**Problem statement:**
How many lines of these records hold the string "Sección"? Reply with the number alone.

%%

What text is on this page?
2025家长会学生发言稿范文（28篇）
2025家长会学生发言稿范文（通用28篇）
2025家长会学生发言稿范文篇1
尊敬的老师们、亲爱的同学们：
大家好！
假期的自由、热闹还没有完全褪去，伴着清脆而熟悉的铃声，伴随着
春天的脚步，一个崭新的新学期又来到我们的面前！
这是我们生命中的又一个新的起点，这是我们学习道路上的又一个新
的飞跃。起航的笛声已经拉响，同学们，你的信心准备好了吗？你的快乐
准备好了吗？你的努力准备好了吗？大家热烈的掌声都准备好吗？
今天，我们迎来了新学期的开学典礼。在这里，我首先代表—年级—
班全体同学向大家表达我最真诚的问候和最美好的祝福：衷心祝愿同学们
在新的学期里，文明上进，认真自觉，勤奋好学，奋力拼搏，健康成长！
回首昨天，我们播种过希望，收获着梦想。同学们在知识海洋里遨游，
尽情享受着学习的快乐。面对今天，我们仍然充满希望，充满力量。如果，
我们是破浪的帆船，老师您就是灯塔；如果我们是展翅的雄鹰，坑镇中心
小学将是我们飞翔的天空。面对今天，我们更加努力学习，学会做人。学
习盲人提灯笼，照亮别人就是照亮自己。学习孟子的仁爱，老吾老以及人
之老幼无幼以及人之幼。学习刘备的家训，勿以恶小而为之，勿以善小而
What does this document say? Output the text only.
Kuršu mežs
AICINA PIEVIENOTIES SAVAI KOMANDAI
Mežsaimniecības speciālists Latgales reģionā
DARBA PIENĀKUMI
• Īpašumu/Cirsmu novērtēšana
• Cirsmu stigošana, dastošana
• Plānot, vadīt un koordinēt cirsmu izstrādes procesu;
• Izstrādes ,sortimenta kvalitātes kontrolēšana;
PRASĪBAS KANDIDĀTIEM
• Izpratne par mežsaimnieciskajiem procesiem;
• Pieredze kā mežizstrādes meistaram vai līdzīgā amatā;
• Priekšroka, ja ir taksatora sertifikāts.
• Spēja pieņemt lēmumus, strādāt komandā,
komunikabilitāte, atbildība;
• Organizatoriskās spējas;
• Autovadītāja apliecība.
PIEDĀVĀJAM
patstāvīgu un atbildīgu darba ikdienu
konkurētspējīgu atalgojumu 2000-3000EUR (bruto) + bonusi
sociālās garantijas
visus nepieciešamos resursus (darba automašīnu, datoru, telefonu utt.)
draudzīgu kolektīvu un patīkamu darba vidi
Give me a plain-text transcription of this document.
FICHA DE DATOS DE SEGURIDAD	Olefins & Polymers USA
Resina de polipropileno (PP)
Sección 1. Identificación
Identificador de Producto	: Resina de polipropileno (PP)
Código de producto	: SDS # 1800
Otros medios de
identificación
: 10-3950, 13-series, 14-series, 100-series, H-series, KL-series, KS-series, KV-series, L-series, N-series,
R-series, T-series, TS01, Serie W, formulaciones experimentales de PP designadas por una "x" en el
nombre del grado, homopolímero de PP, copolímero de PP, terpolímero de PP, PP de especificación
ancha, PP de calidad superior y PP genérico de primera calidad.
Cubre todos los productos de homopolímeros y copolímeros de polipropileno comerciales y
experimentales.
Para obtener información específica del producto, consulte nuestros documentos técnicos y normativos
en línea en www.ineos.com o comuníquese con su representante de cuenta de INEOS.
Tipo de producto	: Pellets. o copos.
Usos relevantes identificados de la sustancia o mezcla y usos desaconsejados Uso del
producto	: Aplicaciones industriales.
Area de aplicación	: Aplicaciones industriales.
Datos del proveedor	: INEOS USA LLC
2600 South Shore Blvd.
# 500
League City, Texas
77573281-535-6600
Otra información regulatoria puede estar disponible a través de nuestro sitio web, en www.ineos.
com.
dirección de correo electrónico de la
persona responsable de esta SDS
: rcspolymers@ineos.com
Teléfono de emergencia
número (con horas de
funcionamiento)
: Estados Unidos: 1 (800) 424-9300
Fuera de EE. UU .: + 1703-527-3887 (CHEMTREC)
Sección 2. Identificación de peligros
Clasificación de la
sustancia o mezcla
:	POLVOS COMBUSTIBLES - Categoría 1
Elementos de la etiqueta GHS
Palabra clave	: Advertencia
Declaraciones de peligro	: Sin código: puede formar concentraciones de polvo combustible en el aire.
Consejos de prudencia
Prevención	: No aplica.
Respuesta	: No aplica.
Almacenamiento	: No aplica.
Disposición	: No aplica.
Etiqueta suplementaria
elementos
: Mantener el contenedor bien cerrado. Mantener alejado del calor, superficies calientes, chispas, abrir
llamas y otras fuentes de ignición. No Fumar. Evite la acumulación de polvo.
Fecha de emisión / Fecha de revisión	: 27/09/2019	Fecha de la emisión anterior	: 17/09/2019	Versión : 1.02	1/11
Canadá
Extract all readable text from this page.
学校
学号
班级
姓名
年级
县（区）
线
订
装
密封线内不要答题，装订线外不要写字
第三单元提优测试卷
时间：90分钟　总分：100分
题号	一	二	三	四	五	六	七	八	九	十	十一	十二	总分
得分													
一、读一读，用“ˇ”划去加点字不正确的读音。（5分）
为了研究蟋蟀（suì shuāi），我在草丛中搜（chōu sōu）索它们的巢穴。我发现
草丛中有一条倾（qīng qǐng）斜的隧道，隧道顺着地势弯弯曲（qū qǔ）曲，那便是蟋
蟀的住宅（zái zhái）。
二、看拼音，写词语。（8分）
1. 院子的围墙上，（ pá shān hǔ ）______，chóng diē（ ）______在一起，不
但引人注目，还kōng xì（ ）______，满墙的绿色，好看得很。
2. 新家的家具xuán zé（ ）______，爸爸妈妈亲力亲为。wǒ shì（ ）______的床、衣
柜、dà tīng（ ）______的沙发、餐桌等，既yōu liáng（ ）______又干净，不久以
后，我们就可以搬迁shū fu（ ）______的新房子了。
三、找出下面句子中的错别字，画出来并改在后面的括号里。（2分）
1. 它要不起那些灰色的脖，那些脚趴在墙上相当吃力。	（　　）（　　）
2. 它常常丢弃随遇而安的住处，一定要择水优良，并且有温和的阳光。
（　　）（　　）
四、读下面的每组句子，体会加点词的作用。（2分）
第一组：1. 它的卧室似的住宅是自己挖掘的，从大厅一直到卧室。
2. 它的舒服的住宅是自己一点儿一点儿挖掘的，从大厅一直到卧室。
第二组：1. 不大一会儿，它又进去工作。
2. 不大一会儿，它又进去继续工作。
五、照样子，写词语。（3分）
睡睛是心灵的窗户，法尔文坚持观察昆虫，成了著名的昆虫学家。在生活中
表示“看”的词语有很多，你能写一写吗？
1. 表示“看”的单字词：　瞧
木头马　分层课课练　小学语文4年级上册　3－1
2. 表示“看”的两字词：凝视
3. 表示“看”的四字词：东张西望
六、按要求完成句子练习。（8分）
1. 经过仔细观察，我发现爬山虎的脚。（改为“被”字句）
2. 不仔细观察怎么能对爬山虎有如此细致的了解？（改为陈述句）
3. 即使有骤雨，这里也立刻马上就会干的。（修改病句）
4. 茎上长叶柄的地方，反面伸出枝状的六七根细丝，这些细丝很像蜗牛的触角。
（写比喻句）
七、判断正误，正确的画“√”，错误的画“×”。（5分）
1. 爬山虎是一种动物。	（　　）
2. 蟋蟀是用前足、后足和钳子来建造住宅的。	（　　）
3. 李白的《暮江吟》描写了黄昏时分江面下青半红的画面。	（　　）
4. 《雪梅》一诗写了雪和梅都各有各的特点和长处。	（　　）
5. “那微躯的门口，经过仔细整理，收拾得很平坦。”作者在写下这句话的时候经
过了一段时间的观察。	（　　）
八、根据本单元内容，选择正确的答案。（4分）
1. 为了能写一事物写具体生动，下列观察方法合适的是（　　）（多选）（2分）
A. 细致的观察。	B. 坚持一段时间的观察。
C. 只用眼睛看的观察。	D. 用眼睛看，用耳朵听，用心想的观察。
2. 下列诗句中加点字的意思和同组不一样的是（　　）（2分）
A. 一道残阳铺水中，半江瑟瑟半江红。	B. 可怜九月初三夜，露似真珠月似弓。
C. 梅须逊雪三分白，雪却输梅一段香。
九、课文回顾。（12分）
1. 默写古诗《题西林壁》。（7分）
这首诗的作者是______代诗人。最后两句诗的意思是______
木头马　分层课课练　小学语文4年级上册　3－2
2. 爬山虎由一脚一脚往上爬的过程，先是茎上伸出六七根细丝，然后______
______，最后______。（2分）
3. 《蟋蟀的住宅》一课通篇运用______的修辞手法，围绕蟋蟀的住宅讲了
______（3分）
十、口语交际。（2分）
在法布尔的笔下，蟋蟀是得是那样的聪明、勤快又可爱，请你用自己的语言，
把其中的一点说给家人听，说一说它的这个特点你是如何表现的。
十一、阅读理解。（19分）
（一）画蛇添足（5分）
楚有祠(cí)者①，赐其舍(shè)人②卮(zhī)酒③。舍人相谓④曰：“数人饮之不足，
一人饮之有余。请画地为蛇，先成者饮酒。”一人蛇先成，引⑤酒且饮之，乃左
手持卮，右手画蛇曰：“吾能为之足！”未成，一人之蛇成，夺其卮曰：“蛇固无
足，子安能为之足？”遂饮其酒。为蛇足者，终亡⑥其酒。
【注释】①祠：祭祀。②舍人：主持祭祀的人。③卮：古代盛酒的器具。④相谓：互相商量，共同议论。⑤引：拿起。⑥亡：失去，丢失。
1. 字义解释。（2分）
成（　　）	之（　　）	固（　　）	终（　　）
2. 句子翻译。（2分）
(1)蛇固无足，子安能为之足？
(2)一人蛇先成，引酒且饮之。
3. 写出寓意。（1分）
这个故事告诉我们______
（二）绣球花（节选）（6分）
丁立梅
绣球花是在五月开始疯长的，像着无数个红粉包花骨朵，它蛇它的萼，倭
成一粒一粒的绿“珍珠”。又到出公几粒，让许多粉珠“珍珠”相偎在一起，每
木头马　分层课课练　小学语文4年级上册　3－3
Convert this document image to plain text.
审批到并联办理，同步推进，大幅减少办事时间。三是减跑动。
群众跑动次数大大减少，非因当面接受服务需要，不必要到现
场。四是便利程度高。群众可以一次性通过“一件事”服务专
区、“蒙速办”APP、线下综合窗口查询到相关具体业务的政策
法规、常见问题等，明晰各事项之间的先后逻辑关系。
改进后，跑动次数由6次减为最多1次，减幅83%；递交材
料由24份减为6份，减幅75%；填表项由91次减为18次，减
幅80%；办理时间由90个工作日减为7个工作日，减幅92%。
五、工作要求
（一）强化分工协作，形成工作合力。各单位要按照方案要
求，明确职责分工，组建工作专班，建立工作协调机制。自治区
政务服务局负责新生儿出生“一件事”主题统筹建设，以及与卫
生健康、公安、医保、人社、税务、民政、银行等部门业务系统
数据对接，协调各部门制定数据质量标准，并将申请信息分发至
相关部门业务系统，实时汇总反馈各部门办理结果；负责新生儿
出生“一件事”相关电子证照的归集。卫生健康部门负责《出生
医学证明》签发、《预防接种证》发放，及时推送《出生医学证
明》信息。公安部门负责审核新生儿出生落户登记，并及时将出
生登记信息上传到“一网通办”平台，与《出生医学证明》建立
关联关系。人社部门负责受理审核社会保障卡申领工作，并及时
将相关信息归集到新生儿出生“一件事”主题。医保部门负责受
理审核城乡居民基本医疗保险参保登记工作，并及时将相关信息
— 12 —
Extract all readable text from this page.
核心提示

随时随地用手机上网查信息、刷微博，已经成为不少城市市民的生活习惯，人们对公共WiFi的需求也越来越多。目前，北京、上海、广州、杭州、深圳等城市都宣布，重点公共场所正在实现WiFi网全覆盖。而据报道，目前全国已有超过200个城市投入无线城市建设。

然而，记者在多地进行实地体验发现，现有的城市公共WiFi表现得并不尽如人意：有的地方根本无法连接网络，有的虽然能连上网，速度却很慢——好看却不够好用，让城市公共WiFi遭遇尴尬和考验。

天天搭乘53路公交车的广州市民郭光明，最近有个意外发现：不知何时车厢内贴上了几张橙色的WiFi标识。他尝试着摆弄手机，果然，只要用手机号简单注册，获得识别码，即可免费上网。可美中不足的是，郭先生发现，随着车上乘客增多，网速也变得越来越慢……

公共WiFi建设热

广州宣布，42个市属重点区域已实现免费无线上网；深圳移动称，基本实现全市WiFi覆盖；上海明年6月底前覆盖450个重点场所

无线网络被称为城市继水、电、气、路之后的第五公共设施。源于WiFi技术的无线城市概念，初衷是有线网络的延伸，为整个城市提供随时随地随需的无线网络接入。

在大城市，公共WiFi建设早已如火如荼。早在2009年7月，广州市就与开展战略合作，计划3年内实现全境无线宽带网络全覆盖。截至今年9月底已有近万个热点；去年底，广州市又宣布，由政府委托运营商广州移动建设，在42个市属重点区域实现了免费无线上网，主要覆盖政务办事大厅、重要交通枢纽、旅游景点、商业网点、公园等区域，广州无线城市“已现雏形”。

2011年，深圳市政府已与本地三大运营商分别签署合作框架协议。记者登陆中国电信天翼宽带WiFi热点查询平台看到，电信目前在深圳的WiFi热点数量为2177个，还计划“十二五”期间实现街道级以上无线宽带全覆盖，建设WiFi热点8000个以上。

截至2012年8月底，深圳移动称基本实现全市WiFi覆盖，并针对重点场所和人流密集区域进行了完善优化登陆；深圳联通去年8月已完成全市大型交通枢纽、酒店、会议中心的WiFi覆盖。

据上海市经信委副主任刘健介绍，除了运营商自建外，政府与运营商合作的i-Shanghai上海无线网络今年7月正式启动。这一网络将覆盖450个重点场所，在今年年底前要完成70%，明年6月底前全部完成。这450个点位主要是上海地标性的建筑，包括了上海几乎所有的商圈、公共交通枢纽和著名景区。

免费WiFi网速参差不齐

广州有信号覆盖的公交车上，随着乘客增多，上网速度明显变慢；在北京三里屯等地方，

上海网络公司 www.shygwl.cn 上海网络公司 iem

%%

**Reply:**
2